The records are to be restated in their entirety, word for word.

(Dataset items)

☆ ☆ ☆ ☆

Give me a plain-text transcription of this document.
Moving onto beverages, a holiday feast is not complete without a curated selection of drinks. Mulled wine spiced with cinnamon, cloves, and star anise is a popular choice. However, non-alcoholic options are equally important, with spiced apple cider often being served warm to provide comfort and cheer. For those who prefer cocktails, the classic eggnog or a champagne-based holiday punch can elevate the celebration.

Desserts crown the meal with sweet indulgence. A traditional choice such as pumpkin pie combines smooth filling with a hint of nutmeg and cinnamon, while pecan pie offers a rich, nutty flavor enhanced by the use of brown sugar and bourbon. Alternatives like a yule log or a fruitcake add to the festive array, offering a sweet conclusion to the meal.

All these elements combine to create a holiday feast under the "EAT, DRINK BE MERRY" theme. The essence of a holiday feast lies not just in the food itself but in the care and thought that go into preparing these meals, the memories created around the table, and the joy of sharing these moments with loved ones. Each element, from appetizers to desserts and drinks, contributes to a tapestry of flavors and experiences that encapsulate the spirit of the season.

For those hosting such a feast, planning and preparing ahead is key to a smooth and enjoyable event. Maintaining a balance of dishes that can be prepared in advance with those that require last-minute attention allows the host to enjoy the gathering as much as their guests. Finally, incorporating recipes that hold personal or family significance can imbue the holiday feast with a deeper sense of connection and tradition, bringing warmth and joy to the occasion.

☆ ☆ ☆ ☆

Solution for this exercise >>
Give me a plain-text transcription of this document.
Moving onto beverages, a holiday feast is not complete without a curated selection of drinks. Mulled wine spiced with cinnamon, cloves, and star anise is a popular choice. However, non-alcoholic options are equally important, with spiced apple cider often being served warm to provide comfort and cheer. For those who prefer cocktails, the classic eggnog or a champagne-based holiday punch can elevate the celebration.

Desserts crown the meal with sweet indulgence. A traditional choice such as pumpkin pie combines smooth filling with a hint of nutmeg and cinnamon, while pecan pie offers a rich, nutty flavor enhanced by the use of brown sugar and bourbon. Alternatives like a yule log or a fruitcake add to the festive array, offering a sweet conclusion to the meal.

All these elements combine to create a holiday feast under the "EAT, DRINK BE MERRY" theme. The essence of a holiday feast lies not just in the food itself but in the care and thought that go into preparing these meals, the memories created around the table, and the joy of sharing these moments with loved ones. Each element, from appetizers to desserts and drinks, contributes to a tapestry of flavors and experiences that encapsulate the spirit of the season.

For those hosting such a feast, planning and preparing ahead is key to a smooth and enjoyable event. Maintaining a balance of dishes that can be prepared in advance with those that require last-minute attention allows the host to enjoy the gathering as much as their guests. Finally, incorporating recipes that hold personal or family significance can imbue the holiday feast with a deeper sense of connection and tradition, bringing warmth and joy to the occasion.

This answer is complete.